Gather each line of the records where "ладони" appears.

- **Records provided**

* Start *

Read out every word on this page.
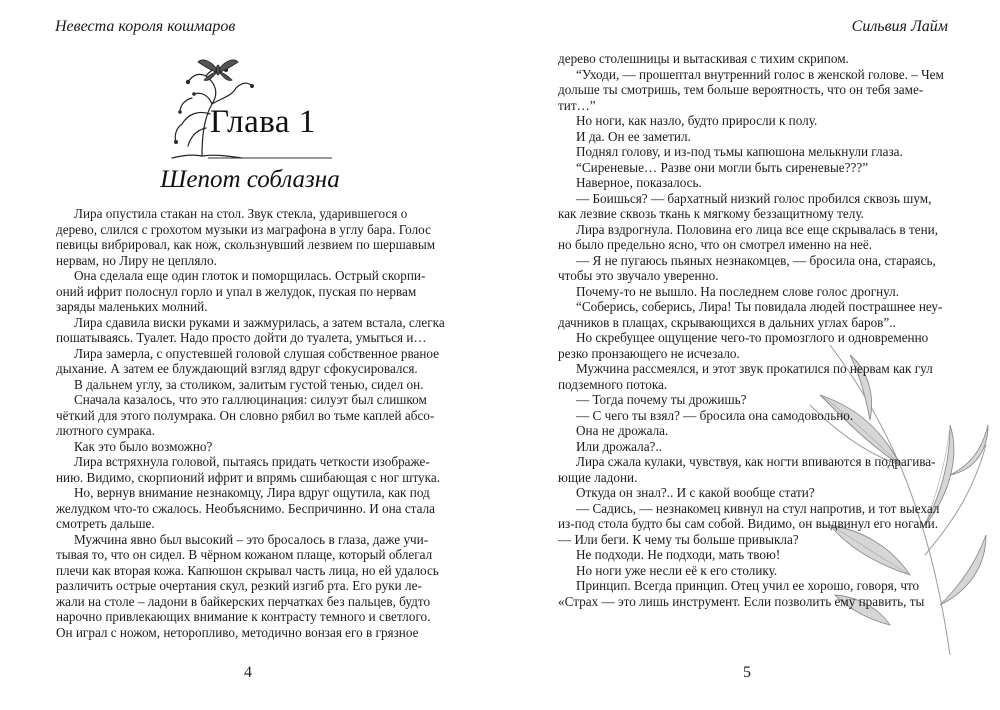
Невеста короля кошмаров
Глава 1
Шепот соблазна

Лира опустила стакан на стол. Звук стекла, ударившегося о

дерево, слился с грохотом музыки из маграфона в углу бара. Голос

певицы вибрировал, как нож, скользнувший лезвием по шершавым

нервам, но Лиру не цепляло.

Она сделала еще один глоток и поморщилась. Острый скорпи-

оний ифрит полоснул горло и упал в желудок, пуская по нервам

заряды маленьких молний.

Лира сдавила виски руками и зажмурилась, а затем встала, слегка

пошатываясь. Туалет. Надо просто дойти до туалета, умыться и…

Лира замерла, с опустевшей головой слушая собственное рваное

дыхание. А затем ее блуждающий взгляд вдруг сфокусировался.

В дальнем углу, за столиком, залитым густой тенью, сидел он.

Сначала казалось, что это галлюцинация: силуэт был слишком

чёткий для этого полумрака. Он словно рябил во тьме каплей абсо-

лютного сумрака.

Как это было возможно?

Лира встряхнула головой, пытаясь придать четкости изображе-

нию. Видимо, скорпионий ифрит и впрямь сшибающая с ног штука.

Но, вернув внимание незнакомцу, Лира вдруг ощутила, как под

желудком что-то сжалось. Необъяснимо. Беспричинно. И она стала

смотреть дальше.

Мужчина явно был высокий – это бросалось в глаза, даже учи-

тывая то, что он сидел. В чёрном кожаном плаще, который облегал

плечи как вторая кожа. Капюшон скрывал часть лица, но ей удалось

различить острые очертания скул, резкий изгиб рта. Его руки ле-

жали на столе – ладони в байкерских перчатках без пальцев, будто

нарочно привлекающих внимание к контрасту темного и светлого.

Он играл с ножом, неторопливо, методично вонзая его в грязное

4
Сильвия Лайм

дерево столешницы и вытаскивая с тихим скрипом.

“Уходи, — прошептал внутренний голос в женской голове. – Чем

дольше ты смотришь, тем больше вероятность, что он тебя заме-

тит…”

Но ноги, как назло, будто приросли к полу.

И да. Он ее заметил.

Поднял голову, и из-под тьмы капюшона мелькнули глаза.

“Сиреневые… Разве они могли быть сиреневые???”

Наверное, показалось.

— Боишься? — бархатный низкий голос пробился сквозь шум,

как лезвие сквозь ткань к мягкому беззащитному телу.

Лира вздрогнула. Половина его лица все еще скрывалась в тени,

но было предельно ясно, что он смотрел именно на неё.

— Я не пугаюсь пьяных незнакомцев, — бросила она, стараясь,

чтобы это звучало уверенно.

Почему-то не вышло. На последнем слове голос дрогнул.

“Соберись, соберись, Лира! Ты повидала людей пострашнее неу-

дачников в плащах, скрывающихся в дальних углах баров”..

Но скребущее ощущение чего-то промозглого и одновременно

резко пронзающего не исчезало.

Мужчина рассмеялся, и этот звук прокатился по нервам как гул

подземного потока.

— Тогда почему ты дрожишь?

— С чего ты взял? — бросила она самодовольно.

Она не дрожала.

Или дрожала?..

Лира сжала кулаки, чувствуя, как ногти впиваются в подрагива-

ющие ладони.

Откуда он знал?.. И с какой вообще стати?

— Садись, — незнакомец кивнул на стул напротив, и тот выехал

из-под стола будто бы сам собой. Видимо, он выдвинул его ногами.

— Или беги. К чему ты больше привыкла?

Не подходи. Не подходи, мать твою!

Но ноги уже несли её к его столику.

Принцип. Всегда принцип. Отец учил ее хорошо, говоря, что

«Страх — это лишь инструмент. Если позволить ему править, ты

5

* End *

- **Exercise output**
жали на столе – ладони в байкерских перчатках без пальцев, будто
ющие ладони.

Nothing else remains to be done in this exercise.